--- start of Dataset content ---

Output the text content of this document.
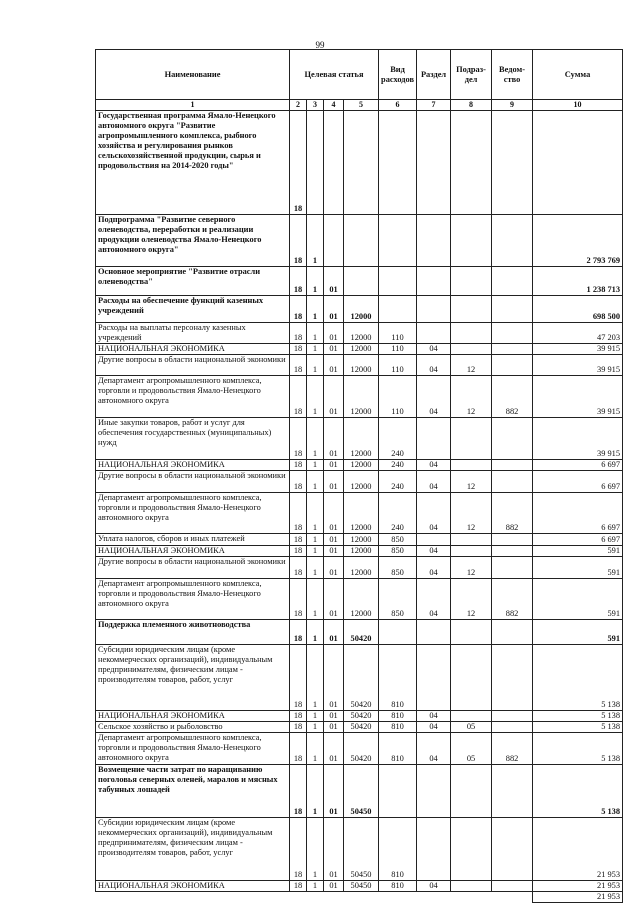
99
Наименование	Целевая статья				Вид расходов	Раздел	Подраз-дел	Ведом-ство	Сумма
1	2	3	4	5	6	7	8	9	10
Государственная программа Ямало-Ненецкого автономного округа "Развитие агропромышленного комплекса, рыбного хозяйства и регулирования рынков сельскохозяйственной продукции, сырья и продовольствия на 2014-2020 годы"	18								
Подпрограмма "Развитие северного оленеводства, переработки и реализации продукции оленеводства Ямало-Ненецкого автономного округа"	18	1							2 793 769
Основное мероприятие "Развитие отрасли оленеводства"	18	1	01						1 238 713
Расходы на обеспечение функций казенных учреждений	18	1	01	12000					698 500
Расходы на выплаты персоналу казенных учреждений	18	1	01	12000	110				47 203
НАЦИОНАЛЬНАЯ ЭКОНОМИКА	18	1	01	12000	110	04			39 915
Другие вопросы в области национальной экономики	18	1	01	12000	110	04	12		39 915
Департамент агропромышленного комплекса, торговли и продовольствия Ямало-Ненецкого автономного округа	18	1	01	12000	110	04	12	882	39 915
Иные закупки товаров, работ и услуг для обеспечения государственных (муниципальных) нужд	18	1	01	12000	240				39 915
НАЦИОНАЛЬНАЯ ЭКОНОМИКА	18	1	01	12000	240	04			6 697
Другие вопросы в области национальной экономики	18	1	01	12000	240	04	12		6 697
Департамент агропромышленного комплекса, торговли и продовольствия Ямало-Ненецкого автономного округа	18	1	01	12000	240	04	12	882	6 697
Уплата налогов, сборов и иных платежей	18	1	01	12000	850				6 697
НАЦИОНАЛЬНАЯ ЭКОНОМИКА	18	1	01	12000	850	04			591
Другие вопросы в области национальной экономики	18	1	01	12000	850	04	12		591
Департамент агропромышленного комплекса, торговли и продовольствия Ямало-Ненецкого автономного округа	18	1	01	12000	850	04	12	882	591
Поддержка племенного животноводства	18	1	01	50420					591
Субсидии юридическим лицам (кроме некоммерческих организаций), индивидуальным предпринимателям, физическим лицам - производителям товаров, работ, услуг	18	1	01	50420	810				5 138
НАЦИОНАЛЬНАЯ ЭКОНОМИКА	18	1	01	50420	810	04			5 138
Сельское хозяйство и рыболовство	18	1	01	50420	810	04	05		5 138
Департамент агропромышленного комплекса, торговли и продовольствия Ямало-Ненецкого автономного округа	18	1	01	50420	810	04	05	882	5 138
Возмещение части затрат по наращиванию поголовья северных оленей, маралов и мясных табунных лошадей	18	1	01	50450					5 138
Субсидии юридическим лицам (кроме некоммерческих организаций), индивидуальным предпринимателям, физическим лицам - производителям товаров, работ, услуг	18	1	01	50450	810				21 953
НАЦИОНАЛЬНАЯ ЭКОНОМИКА	18	1	01	50450	810	04			21 953
									21 953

--- end of Dataset content ---

* [The exercise]:
Read the entries and pick out all lines that include the word "НАЦИОНАЛЬНАЯ".

* [Worked solution]:
НАЦИОНАЛЬНАЯ ЭКОНОМИКА	18	1	01	12000	110	04			39 915
НАЦИОНАЛЬНАЯ ЭКОНОМИКА	18	1	01	12000	240	04			6 697
НАЦИОНАЛЬНАЯ ЭКОНОМИКА	18	1	01	12000	850	04			591
НАЦИОНАЛЬНАЯ ЭКОНОМИКА	18	1	01	50420	810	04			5 138
НАЦИОНАЛЬНАЯ ЭКОНОМИКА	18	1	01	50450	810	04			21 953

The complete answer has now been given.